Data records
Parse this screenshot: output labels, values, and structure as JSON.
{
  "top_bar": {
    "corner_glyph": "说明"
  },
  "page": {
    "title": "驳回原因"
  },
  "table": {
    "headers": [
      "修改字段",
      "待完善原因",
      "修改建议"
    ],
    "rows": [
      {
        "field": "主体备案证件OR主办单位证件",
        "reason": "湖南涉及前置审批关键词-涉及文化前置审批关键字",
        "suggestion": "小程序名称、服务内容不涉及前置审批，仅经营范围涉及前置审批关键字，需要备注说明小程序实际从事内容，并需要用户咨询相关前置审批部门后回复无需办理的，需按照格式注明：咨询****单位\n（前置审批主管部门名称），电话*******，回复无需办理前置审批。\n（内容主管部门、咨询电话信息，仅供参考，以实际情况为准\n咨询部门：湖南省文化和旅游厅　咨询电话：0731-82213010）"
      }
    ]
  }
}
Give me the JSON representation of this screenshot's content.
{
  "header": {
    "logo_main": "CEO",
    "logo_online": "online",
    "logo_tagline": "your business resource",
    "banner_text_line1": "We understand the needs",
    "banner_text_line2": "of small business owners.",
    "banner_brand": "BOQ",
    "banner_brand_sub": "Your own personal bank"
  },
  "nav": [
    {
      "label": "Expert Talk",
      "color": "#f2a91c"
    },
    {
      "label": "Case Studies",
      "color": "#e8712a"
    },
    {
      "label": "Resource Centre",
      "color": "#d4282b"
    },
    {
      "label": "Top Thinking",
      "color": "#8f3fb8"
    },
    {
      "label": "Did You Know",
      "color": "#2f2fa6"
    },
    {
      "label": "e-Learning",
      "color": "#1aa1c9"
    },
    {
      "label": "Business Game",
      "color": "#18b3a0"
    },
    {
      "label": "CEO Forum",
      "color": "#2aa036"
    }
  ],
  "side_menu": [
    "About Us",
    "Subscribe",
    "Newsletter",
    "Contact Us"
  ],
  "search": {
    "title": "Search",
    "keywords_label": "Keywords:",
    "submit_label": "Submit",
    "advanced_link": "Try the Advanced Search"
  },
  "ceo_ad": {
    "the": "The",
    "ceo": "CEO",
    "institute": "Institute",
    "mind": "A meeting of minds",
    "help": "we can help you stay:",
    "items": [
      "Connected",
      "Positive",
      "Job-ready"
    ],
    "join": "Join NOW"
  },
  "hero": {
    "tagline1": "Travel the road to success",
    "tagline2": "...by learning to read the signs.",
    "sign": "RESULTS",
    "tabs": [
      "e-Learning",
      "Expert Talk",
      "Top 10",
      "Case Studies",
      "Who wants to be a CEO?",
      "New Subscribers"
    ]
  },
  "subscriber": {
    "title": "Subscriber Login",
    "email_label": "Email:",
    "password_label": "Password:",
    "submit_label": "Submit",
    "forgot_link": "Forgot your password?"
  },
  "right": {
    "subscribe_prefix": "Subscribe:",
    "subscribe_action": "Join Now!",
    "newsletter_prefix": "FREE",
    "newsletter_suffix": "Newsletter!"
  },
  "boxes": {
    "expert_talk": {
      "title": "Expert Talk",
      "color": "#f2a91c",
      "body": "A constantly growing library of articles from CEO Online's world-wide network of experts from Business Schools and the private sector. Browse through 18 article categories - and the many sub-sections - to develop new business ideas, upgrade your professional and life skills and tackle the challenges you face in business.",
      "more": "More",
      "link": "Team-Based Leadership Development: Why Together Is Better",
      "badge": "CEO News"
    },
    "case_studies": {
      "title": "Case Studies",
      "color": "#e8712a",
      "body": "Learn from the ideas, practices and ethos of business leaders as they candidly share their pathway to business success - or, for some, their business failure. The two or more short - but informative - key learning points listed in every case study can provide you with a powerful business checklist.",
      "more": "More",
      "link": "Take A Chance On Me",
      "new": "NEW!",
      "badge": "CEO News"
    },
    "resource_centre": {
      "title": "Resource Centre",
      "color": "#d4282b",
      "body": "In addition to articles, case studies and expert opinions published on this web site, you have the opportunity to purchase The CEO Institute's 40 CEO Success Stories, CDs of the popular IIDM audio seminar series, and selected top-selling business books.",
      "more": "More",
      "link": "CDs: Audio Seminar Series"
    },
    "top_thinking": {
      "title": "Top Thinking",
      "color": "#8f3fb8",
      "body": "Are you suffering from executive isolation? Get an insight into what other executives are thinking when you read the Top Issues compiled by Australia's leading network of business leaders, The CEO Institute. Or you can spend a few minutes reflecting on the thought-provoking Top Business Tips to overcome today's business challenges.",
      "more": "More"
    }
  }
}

Given exercise: Quote all of the entries verbatim.

Output below:
Parse this screenshot: output labels, values, and structure as JSON.
{
  "top_bar": {
    "corner_glyph": "说明"
  },
  "page": {
    "title": "驳回原因"
  },
  "table": {
    "headers": [
      "修改字段",
      "待完善原因",
      "修改建议"
    ],
    "rows": [
      {
        "field": "主体备案证件OR主办单位证件",
        "reason": "湖南涉及前置审批关键词-涉及文化前置审批关键字",
        "suggestion": "小程序名称、服务内容不涉及前置审批，仅经营范围涉及前置审批关键字，需要备注说明小程序实际从事内容，并需要用户咨询相关前置审批部门后回复无需办理的，需按照格式注明：咨询****单位\n（前置审批主管部门名称），电话*******，回复无需办理前置审批。\n（内容主管部门、咨询电话信息，仅供参考，以实际情况为准\n咨询部门：湖南省文化和旅游厅　咨询电话：0731-82213010）"
      }
    ]
  }
}
Give me the JSON representation of this screenshot's content.
{
  "header": {
    "logo_main": "CEO",
    "logo_online": "online",
    "logo_tagline": "your business resource",
    "banner_text_line1": "We understand the needs",
    "banner_text_line2": "of small business owners.",
    "banner_brand": "BOQ",
    "banner_brand_sub": "Your own personal bank"
  },
  "nav": [
    {
      "label": "Expert Talk",
      "color": "#f2a91c"
    },
    {
      "label": "Case Studies",
      "color": "#e8712a"
    },
    {
      "label": "Resource Centre",
      "color": "#d4282b"
    },
    {
      "label": "Top Thinking",
      "color": "#8f3fb8"
    },
    {
      "label": "Did You Know",
      "color": "#2f2fa6"
    },
    {
      "label": "e-Learning",
      "color": "#1aa1c9"
    },
    {
      "label": "Business Game",
      "color": "#18b3a0"
    },
    {
      "label": "CEO Forum",
      "color": "#2aa036"
    }
  ],
  "side_menu": [
    "About Us",
    "Subscribe",
    "Newsletter",
    "Contact Us"
  ],
  "search": {
    "title": "Search",
    "keywords_label": "Keywords:",
    "submit_label": "Submit",
    "advanced_link": "Try the Advanced Search"
  },
  "ceo_ad": {
    "the": "The",
    "ceo": "CEO",
    "institute": "Institute",
    "mind": "A meeting of minds",
    "help": "we can help you stay:",
    "items": [
      "Connected",
      "Positive",
      "Job-ready"
    ],
    "join": "Join NOW"
  },
  "hero": {
    "tagline1": "Travel the road to success",
    "tagline2": "...by learning to read the signs.",
    "sign": "RESULTS",
    "tabs": [
      "e-Learning",
      "Expert Talk",
      "Top 10",
      "Case Studies",
      "Who wants to be a CEO?",
      "New Subscribers"
    ]
  },
  "subscriber": {
    "title": "Subscriber Login",
    "email_label": "Email:",
    "password_label": "Password:",
    "submit_label": "Submit",
    "forgot_link": "Forgot your password?"
  },
  "right": {
    "subscribe_prefix": "Subscribe:",
    "subscribe_action": "Join Now!",
    "newsletter_prefix": "FREE",
    "newsletter_suffix": "Newsletter!"
  },
  "boxes": {
    "expert_talk": {
      "title": "Expert Talk",
      "color": "#f2a91c",
      "body": "A constantly growing library of articles from CEO Online's world-wide network of experts from Business Schools and the private sector. Browse through 18 article categories - and the many sub-sections - to develop new business ideas, upgrade your professional and life skills and tackle the challenges you face in business.",
      "more": "More",
      "link": "Team-Based Leadership Development: Why Together Is Better",
      "badge": "CEO News"
    },
    "case_studies": {
      "title": "Case Studies",
      "color": "#e8712a",
      "body": "Learn from the ideas, practices and ethos of business leaders as they candidly share their pathway to business success - or, for some, their business failure. The two or more short - but informative - key learning points listed in every case study can provide you with a powerful business checklist.",
      "more": "More",
      "link": "Take A Chance On Me",
      "new": "NEW!",
      "badge": "CEO News"
    },
    "resource_centre": {
      "title": "Resource Centre",
      "color": "#d4282b",
      "body": "In addition to articles, case studies and expert opinions published on this web site, you have the opportunity to purchase The CEO Institute's 40 CEO Success Stories, CDs of the popular IIDM audio seminar series, and selected top-selling business books.",
      "more": "More",
      "link": "CDs: Audio Seminar Series"
    },
    "top_thinking": {
      "title": "Top Thinking",
      "color": "#8f3fb8",
      "body": "Are you suffering from executive isolation? Get an insight into what other executives are thinking when you read the Top Issues compiled by Australia's leading network of business leaders, The CEO Institute. Or you can spend a few minutes reflecting on the thought-provoking Top Business Tips to overcome today's business challenges.",
      "more": "More"
    }
  }
}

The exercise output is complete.